TASK MATERIAL

═══

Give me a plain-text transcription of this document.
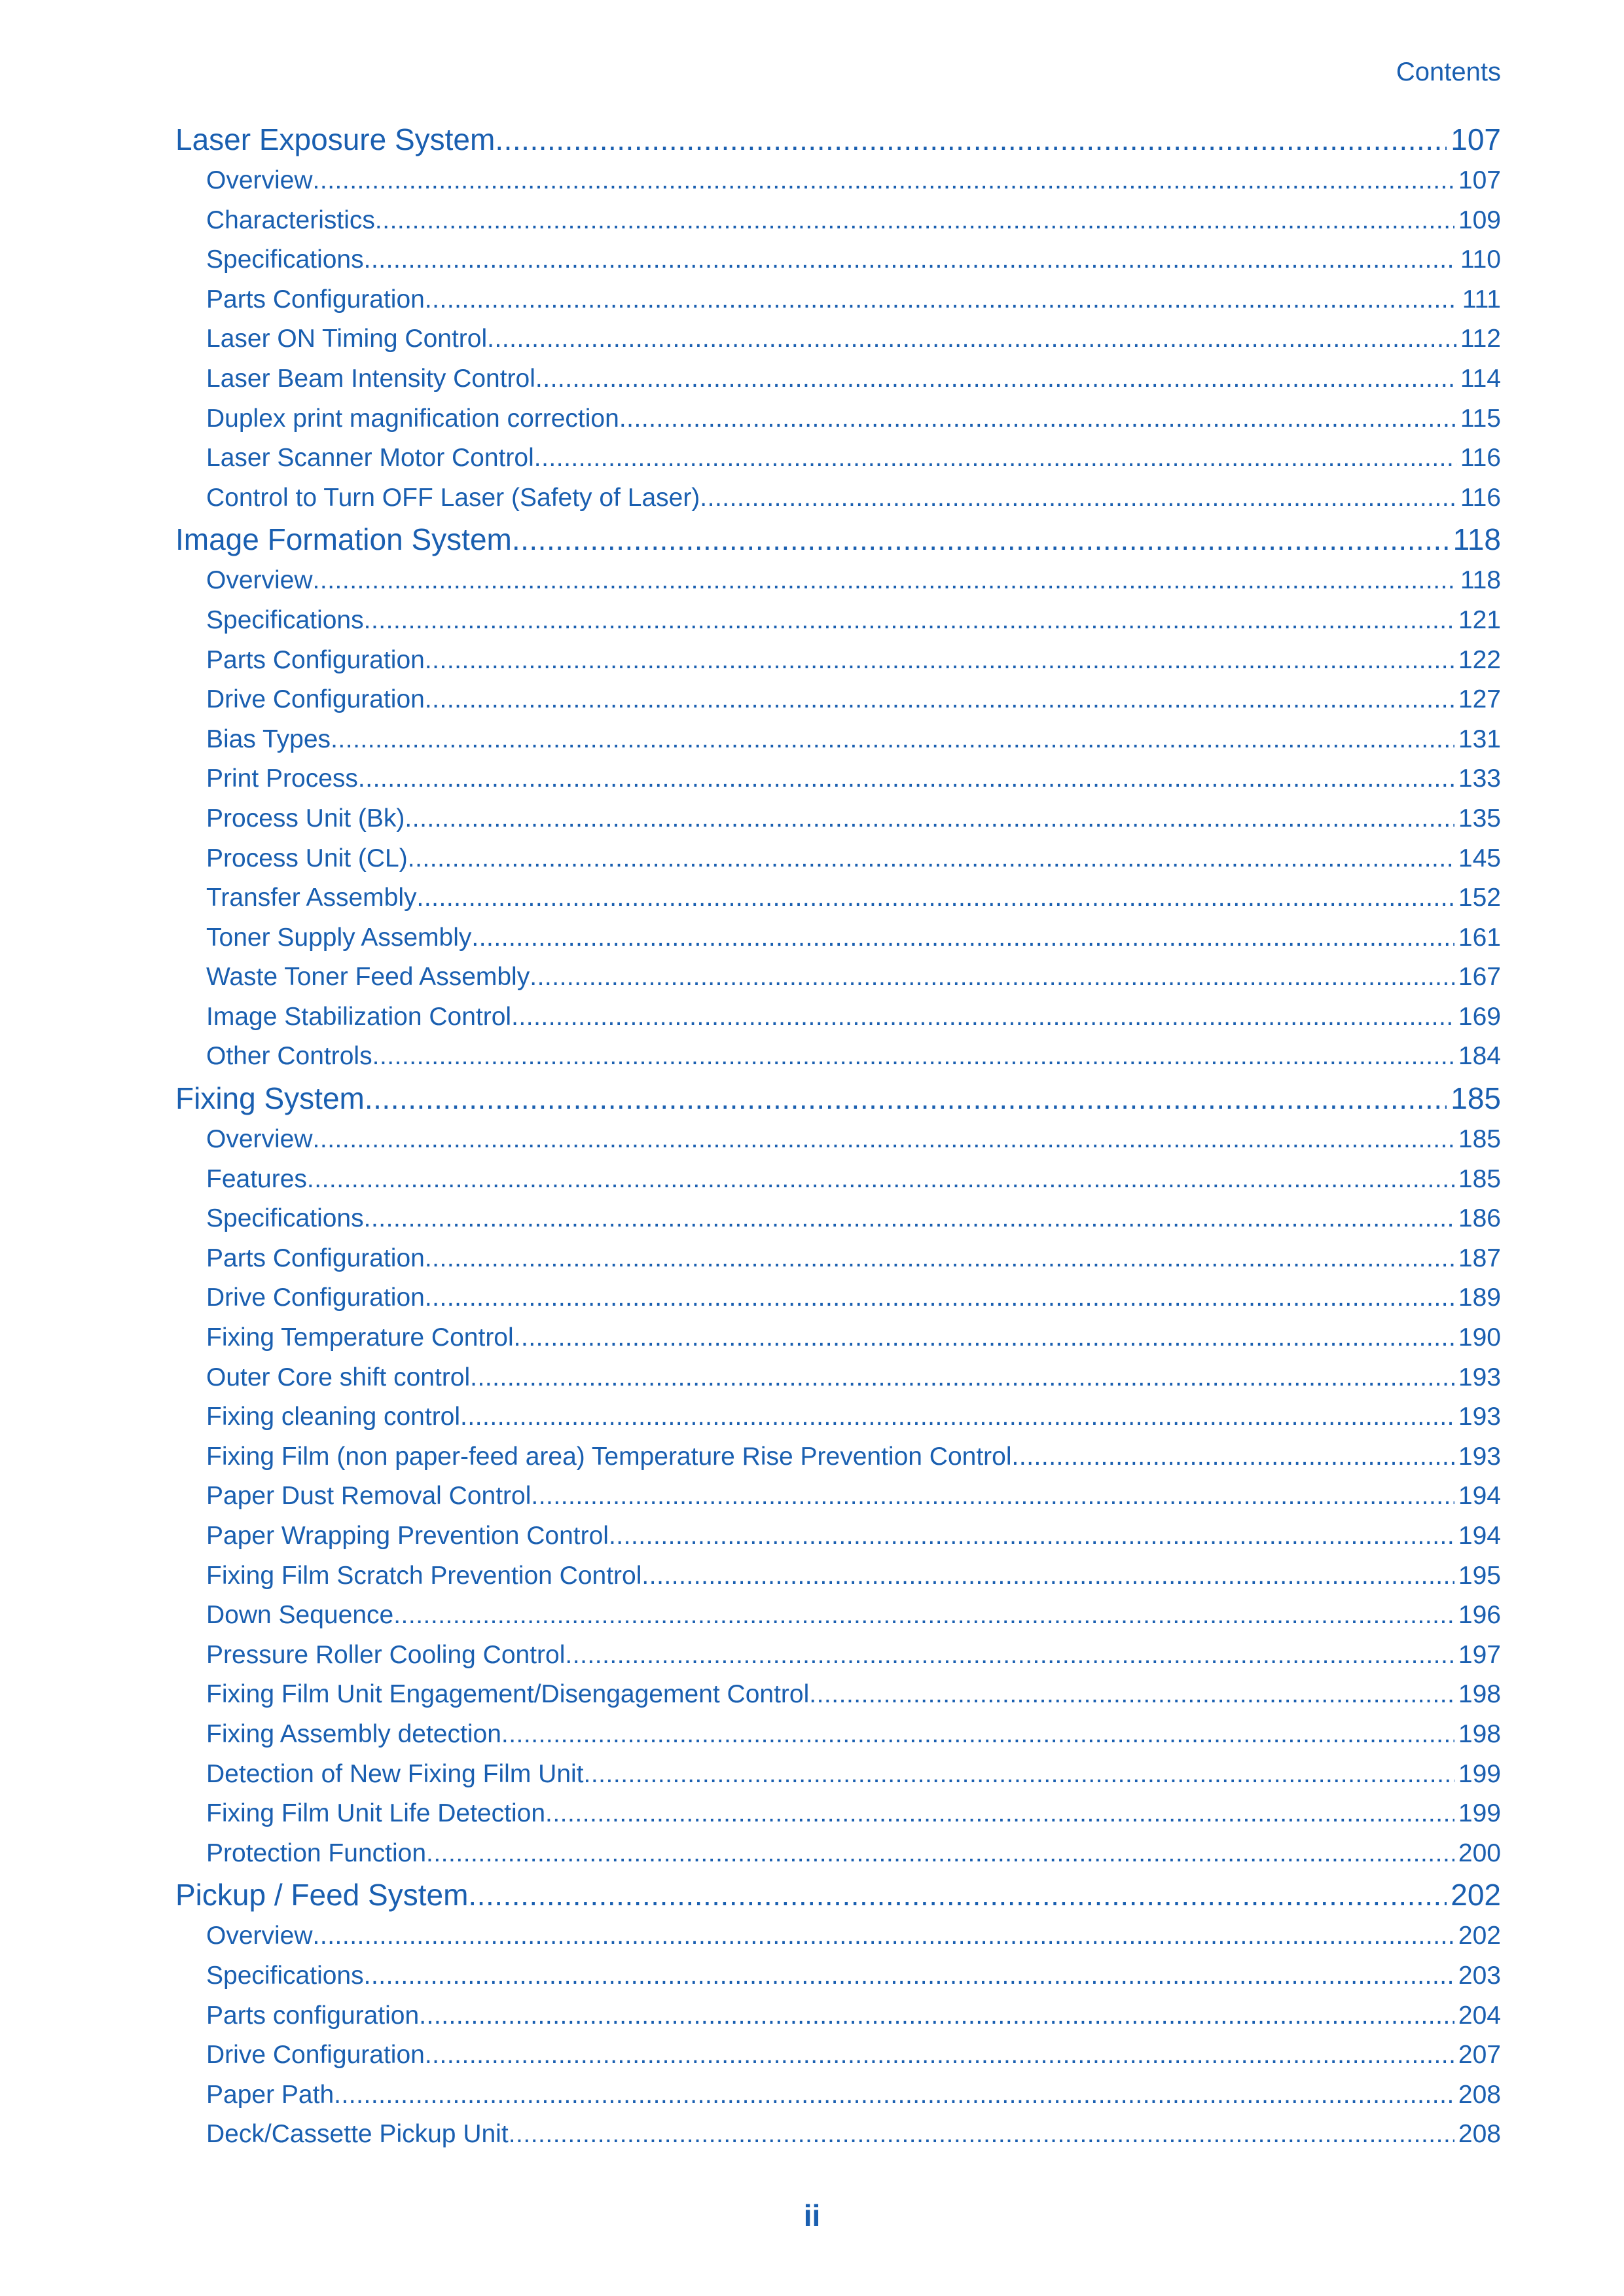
Contents
Laser Exposure System .....	107
Overview .....	107
Characteristics .....	109
Specifications .....	110
Parts Configuration .....	111
Laser ON Timing Control .....	112
Laser Beam Intensity Control .....	114
Duplex print magnification correction .....	115
Laser Scanner Motor Control .....	116
Control to Turn OFF Laser (Safety of Laser) .....	116
Image Formation System .....	118
Overview .....	118
Specifications .....	121
Parts Configuration .....	122
Drive Configuration .....	127
Bias Types .....	131
Print Process .....	133
Process Unit (Bk) .....	135
Process Unit (CL) .....	145
Transfer Assembly .....	152
Toner Supply Assembly .....	161
Waste Toner Feed Assembly .....	167
Image Stabilization Control .....	169
Other Controls .....	184
Fixing System .....	185
Overview .....	185
Features .....	185
Specifications .....	186
Parts Configuration .....	187
Drive Configuration .....	189
Fixing Temperature Control .....	190
Outer Core shift control .....	193
Fixing cleaning control .....	193
Fixing Film (non paper-feed area) Temperature Rise Prevention Control .....	193
Paper Dust Removal Control .....	194
Paper Wrapping Prevention Control .....	194
Fixing Film Scratch Prevention Control .....	195
Down Sequence .....	196
Pressure Roller Cooling Control .....	197
Fixing Film Unit Engagement/Disengagement Control .....	198
Fixing Assembly detection .....	198
Detection of New Fixing Film Unit .....	199
Fixing Film Unit Life Detection .....	199
Protection Function .....	200
Pickup / Feed System .....	202
Overview .....	202
Specifications .....	203
Parts configuration .....	204
Drive Configuration .....	207
Paper Path .....	208
Deck/Cassette Pickup Unit .....	208
ii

═══

EXERCISE DIRECTIONS
Copy the listing over exactly, skipping the pictures it holds.

RESPONSE TO THE EXERCISE
Give me a plain-text transcription of this document.
Contents
Laser Exposure System .....	107
Overview .....	107
Characteristics .....	109
Specifications .....	110
Parts Configuration .....	111
Laser ON Timing Control .....	112
Laser Beam Intensity Control .....	114
Duplex print magnification correction .....	115
Laser Scanner Motor Control .....	116
Control to Turn OFF Laser (Safety of Laser) .....	116
Image Formation System .....	118
Overview .....	118
Specifications .....	121
Parts Configuration .....	122
Drive Configuration .....	127
Bias Types .....	131
Print Process .....	133
Process Unit (Bk) .....	135
Process Unit (CL) .....	145
Transfer Assembly .....	152
Toner Supply Assembly .....	161
Waste Toner Feed Assembly .....	167
Image Stabilization Control .....	169
Other Controls .....	184
Fixing System .....	185
Overview .....	185
Features .....	185
Specifications .....	186
Parts Configuration .....	187
Drive Configuration .....	189
Fixing Temperature Control .....	190
Outer Core shift control .....	193
Fixing cleaning control .....	193
Fixing Film (non paper-feed area) Temperature Rise Prevention Control .....	193
Paper Dust Removal Control .....	194
Paper Wrapping Prevention Control .....	194
Fixing Film Scratch Prevention Control .....	195
Down Sequence .....	196
Pressure Roller Cooling Control .....	197
Fixing Film Unit Engagement/Disengagement Control .....	198
Fixing Assembly detection .....	198
Detection of New Fixing Film Unit .....	199
Fixing Film Unit Life Detection .....	199
Protection Function .....	200
Pickup / Feed System .....	202
Overview .....	202
Specifications .....	203
Parts configuration .....	204
Drive Configuration .....	207
Paper Path .....	208
Deck/Cassette Pickup Unit .....	208
ii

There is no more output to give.